Report every line from the material that contains the word "people".

## START SUPPLIED INFORMATION

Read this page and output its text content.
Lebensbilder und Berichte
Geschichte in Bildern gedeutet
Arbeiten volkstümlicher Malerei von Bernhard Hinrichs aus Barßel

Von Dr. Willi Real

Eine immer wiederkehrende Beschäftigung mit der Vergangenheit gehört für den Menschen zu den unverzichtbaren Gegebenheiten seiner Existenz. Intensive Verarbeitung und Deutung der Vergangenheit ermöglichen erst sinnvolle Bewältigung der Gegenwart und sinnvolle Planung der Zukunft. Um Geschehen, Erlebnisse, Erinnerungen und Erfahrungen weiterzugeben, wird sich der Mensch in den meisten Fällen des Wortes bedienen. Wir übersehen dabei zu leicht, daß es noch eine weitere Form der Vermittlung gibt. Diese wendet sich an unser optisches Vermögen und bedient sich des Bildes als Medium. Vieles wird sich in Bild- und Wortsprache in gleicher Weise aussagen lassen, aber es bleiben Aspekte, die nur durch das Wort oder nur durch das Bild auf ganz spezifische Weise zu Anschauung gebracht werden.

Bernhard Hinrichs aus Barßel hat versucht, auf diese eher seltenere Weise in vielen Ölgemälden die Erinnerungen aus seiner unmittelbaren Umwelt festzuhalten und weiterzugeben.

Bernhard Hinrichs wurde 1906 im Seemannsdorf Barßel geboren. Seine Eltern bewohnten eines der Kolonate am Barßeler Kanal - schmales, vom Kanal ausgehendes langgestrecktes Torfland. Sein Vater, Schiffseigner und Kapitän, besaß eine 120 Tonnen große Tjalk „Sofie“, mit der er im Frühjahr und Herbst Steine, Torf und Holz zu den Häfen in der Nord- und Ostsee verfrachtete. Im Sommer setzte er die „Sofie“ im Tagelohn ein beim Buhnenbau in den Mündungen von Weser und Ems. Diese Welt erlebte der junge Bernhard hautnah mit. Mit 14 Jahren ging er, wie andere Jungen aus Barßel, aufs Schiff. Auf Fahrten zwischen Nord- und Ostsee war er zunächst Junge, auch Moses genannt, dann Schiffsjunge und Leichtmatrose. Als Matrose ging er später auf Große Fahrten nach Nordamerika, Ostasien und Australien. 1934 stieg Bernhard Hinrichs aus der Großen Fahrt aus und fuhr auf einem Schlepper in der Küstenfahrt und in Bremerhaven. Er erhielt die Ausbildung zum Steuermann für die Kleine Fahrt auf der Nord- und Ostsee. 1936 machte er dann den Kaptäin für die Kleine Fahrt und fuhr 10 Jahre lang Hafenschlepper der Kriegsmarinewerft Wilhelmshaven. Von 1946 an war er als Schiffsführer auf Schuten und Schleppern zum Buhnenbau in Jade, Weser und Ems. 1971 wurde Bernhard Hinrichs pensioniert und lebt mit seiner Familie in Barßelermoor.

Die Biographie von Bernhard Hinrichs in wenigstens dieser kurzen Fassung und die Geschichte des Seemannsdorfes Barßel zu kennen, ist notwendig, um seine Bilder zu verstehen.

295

## END SUPPLIED INFORMATION
## START SUPPLIED INFORMATION

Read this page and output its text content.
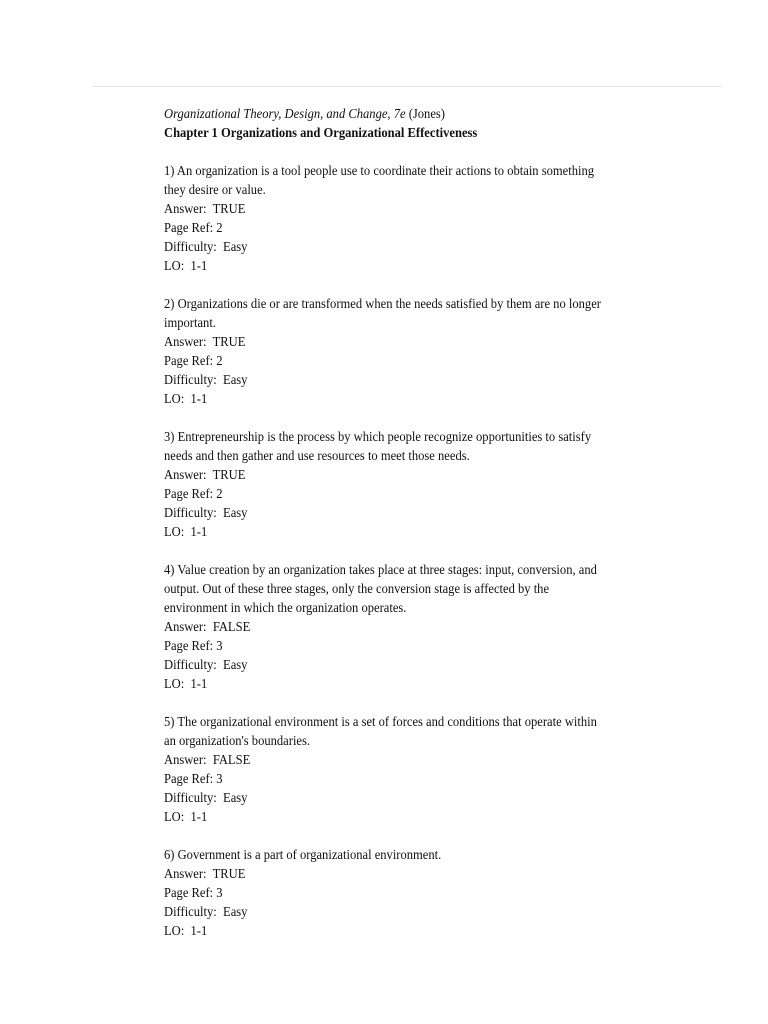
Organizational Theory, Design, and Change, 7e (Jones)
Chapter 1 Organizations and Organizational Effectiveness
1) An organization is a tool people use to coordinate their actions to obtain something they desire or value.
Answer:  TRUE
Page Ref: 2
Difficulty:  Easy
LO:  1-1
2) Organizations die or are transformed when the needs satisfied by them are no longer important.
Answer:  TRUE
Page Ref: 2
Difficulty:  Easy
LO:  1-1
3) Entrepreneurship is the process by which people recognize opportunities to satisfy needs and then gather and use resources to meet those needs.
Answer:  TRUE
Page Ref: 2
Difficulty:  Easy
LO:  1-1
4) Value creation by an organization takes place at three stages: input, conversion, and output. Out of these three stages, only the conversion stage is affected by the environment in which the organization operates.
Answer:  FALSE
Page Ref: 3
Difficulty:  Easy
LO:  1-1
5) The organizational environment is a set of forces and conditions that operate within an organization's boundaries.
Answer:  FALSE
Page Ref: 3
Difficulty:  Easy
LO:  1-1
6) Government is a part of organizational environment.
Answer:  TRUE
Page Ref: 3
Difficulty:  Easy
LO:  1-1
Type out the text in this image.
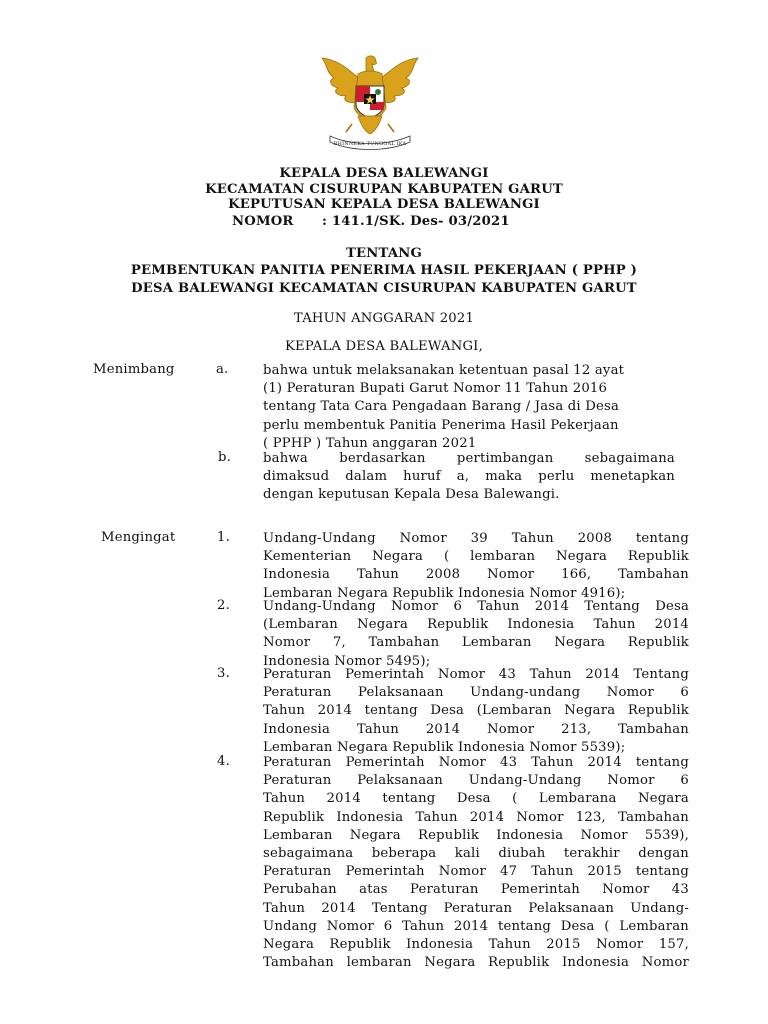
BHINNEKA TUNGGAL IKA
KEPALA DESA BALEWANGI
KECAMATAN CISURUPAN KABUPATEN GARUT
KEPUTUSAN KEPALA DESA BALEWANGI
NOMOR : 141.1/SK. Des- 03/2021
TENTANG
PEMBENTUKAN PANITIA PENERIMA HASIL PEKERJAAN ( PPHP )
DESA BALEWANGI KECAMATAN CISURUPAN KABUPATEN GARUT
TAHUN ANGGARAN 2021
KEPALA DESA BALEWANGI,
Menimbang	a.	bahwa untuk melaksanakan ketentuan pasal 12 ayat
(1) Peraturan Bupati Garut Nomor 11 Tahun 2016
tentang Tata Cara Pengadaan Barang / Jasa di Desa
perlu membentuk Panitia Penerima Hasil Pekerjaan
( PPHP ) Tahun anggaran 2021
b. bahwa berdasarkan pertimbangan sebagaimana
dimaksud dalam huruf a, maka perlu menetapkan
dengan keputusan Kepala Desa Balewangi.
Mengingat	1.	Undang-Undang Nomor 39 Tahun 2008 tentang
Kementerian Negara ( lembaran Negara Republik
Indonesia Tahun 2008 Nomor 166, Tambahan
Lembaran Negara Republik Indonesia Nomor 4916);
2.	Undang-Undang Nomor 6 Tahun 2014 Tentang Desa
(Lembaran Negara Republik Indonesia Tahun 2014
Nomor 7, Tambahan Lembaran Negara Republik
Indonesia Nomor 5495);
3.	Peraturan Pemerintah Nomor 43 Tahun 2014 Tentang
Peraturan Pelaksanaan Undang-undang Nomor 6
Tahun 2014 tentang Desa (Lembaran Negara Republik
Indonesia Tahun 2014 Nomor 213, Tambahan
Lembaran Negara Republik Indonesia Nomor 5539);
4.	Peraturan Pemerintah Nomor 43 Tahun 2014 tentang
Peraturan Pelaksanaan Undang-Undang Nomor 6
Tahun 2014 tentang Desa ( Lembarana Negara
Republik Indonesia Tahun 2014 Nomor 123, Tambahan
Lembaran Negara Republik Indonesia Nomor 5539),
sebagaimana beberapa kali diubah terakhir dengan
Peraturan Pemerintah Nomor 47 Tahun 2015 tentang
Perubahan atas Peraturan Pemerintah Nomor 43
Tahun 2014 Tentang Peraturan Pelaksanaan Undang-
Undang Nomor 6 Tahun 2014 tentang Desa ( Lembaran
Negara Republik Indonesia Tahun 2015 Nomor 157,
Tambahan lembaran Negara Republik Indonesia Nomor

## END SUPPLIED INFORMATION

[EXERCISE OUTPUT]
1) An organization is a tool people use to coordinate their actions to obtain something they desire or value.
3) Entrepreneurship is the process by which people recognize opportunities to satisfy needs and then gather and use resources to meet those needs.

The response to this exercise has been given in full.